╭─ Data records
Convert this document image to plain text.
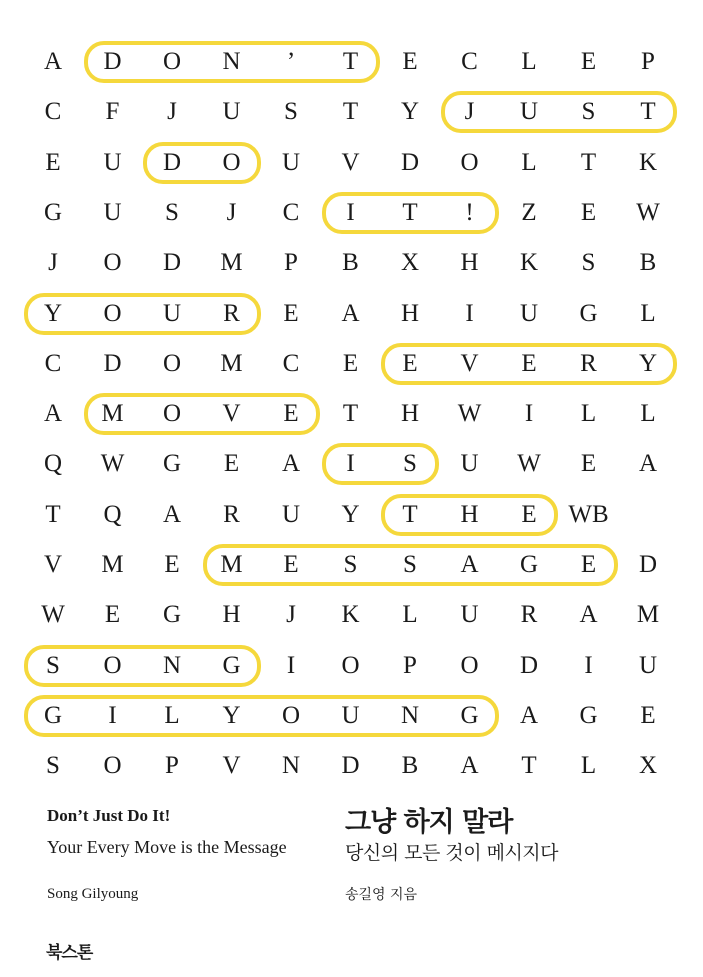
A	D	O	N	’	T	E	C	L	E	P
C	F	J	U	S	T	Y	J	U	S	T
E	U	D	O	U	V	D	O	L	T	K
G	U	S	J	C	I	T	!	Z	E	W
J	O	D	M	P	B	X	H	K	S	B
Y	O	U	R	E	A	H	I	U	G	L
C	D	O	M	C	E	E	V	E	R	Y
A	M	O	V	E	T	H	W	I	L	L
Q	W	G	E	A	I	S	U	W	E	A
T	Q	A	R	U	Y	T	H	E	WB
V	M	E	M	E	S	S	A	G	E	D
W	E	G	H	J	K	L	U	R	A	M
S	O	N	G	I	O	P	O	D	I	U
G	I	L	Y	O	U	N	G	A	G	E
S	O	P	V	N	D	B	A	T	L	X
Don’t Just Do It!
Your Every Move is the Message
Song Gilyoung
그냥 하지 말라
당신의 모든 것이 메시지다
송길영 지음
북스톤
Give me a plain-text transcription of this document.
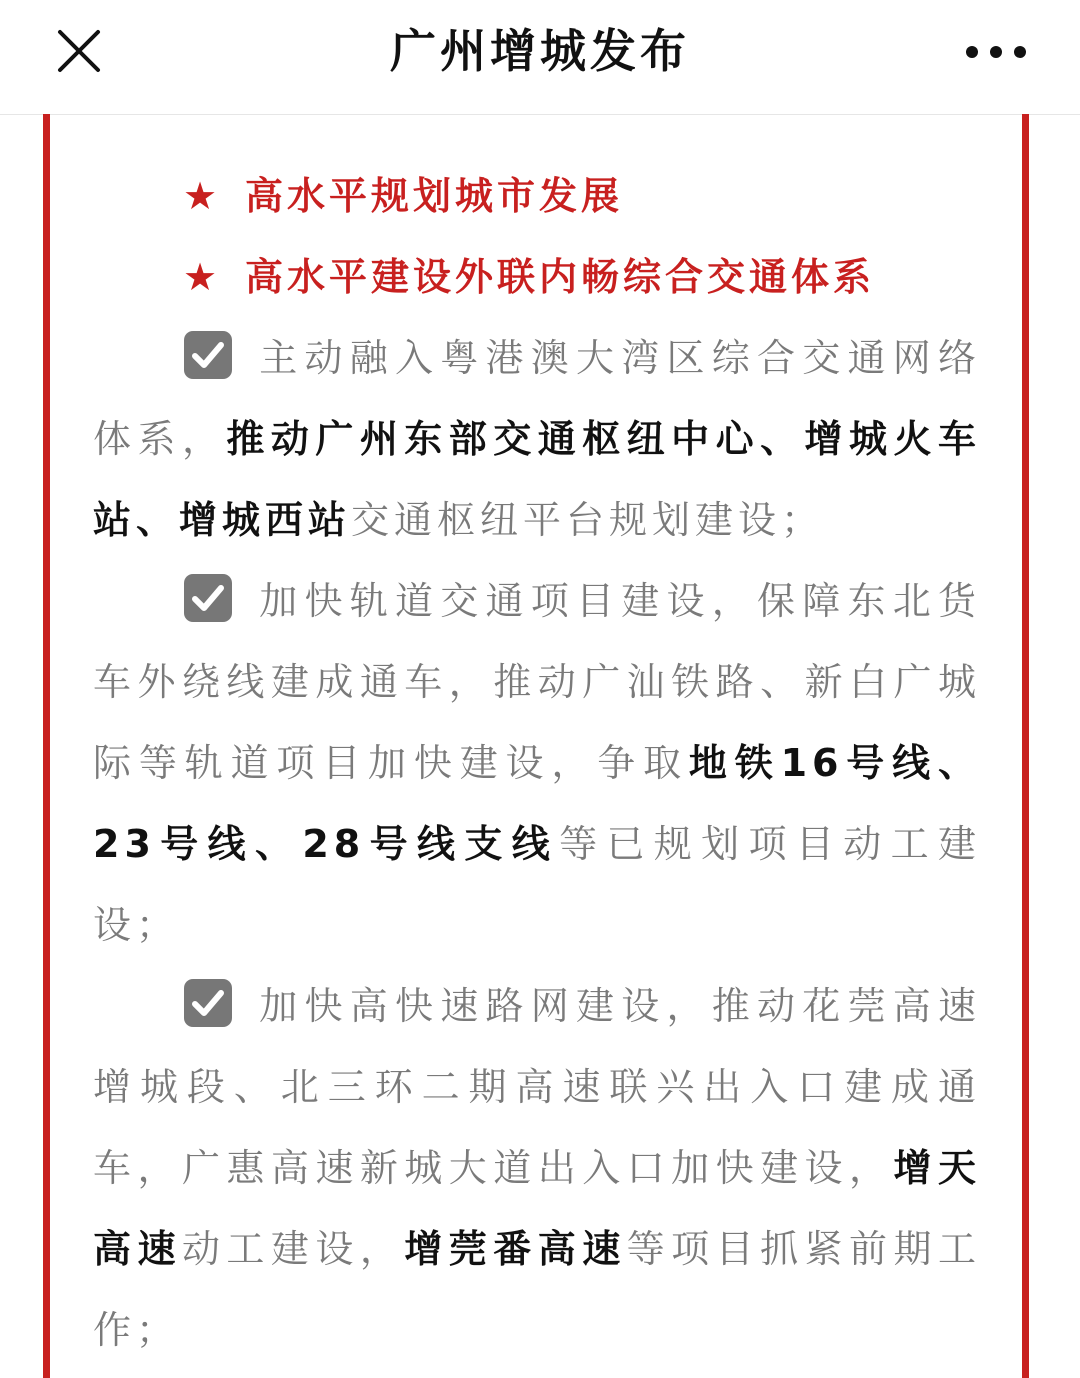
广州增城发布
★ 高水平规划城市发展
★ 高水平建设外联内畅综合交通体系

主动融入粤港澳大湾区综合交通网络体系，推动广州东部交通枢纽中心、增城火车站、增城西站交通枢纽平台规划建设；

加快轨道交通项目建设，保障东北货车外绕线建成通车，推动广汕铁路、新白广城际等轨道项目加快建设，争取地铁16号线、23号线、28号线支线等已规划项目动工建设；

加快高快速路网建设，推动花莞高速增城段、北三环二期高速联兴出入口建成通车，广惠高速新城大道出入口加快建设，增天高速动工建设，增莞番高速等项目抓紧前期工作；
╰─
### Exercise instructions:
Return all of the entries exactly as written, but drop any pictures they hold.

### Task response:
Convert this document image to plain text.
A	D	O	N	’	T	E	C	L	E	P
C	F	J	U	S	T	Y	J	U	S	T
E	U	D	O	U	V	D	O	L	T	K
G	U	S	J	C	I	T	!	Z	E	W
J	O	D	M	P	B	X	H	K	S	B
Y	O	U	R	E	A	H	I	U	G	L
C	D	O	M	C	E	E	V	E	R	Y
A	M	O	V	E	T	H	W	I	L	L
Q	W	G	E	A	I	S	U	W	E	A
T	Q	A	R	U	Y	T	H	E	WB
V	M	E	M	E	S	S	A	G	E	D
W	E	G	H	J	K	L	U	R	A	M
S	O	N	G	I	O	P	O	D	I	U
G	I	L	Y	O	U	N	G	A	G	E
S	O	P	V	N	D	B	A	T	L	X
Don’t Just Do It!
Your Every Move is the Message
Song Gilyoung
그냥 하지 말라
당신의 모든 것이 메시지다
송길영 지음
북스톤
Give me a plain-text transcription of this document.
广州增城发布
★ 高水平规划城市发展
★ 高水平建设外联内畅综合交通体系

主动融入粤港澳大湾区综合交通网络体系，推动广州东部交通枢纽中心、增城火车站、增城西站交通枢纽平台规划建设；

加快轨道交通项目建设，保障东北货车外绕线建成通车，推动广汕铁路、新白广城际等轨道项目加快建设，争取地铁16号线、23号线、28号线支线等已规划项目动工建设；

加快高快速路网建设，推动花莞高速增城段、北三环二期高速联兴出入口建成通车，广惠高速新城大道出入口加快建设，增天高速动工建设，增莞番高速等项目抓紧前期工作；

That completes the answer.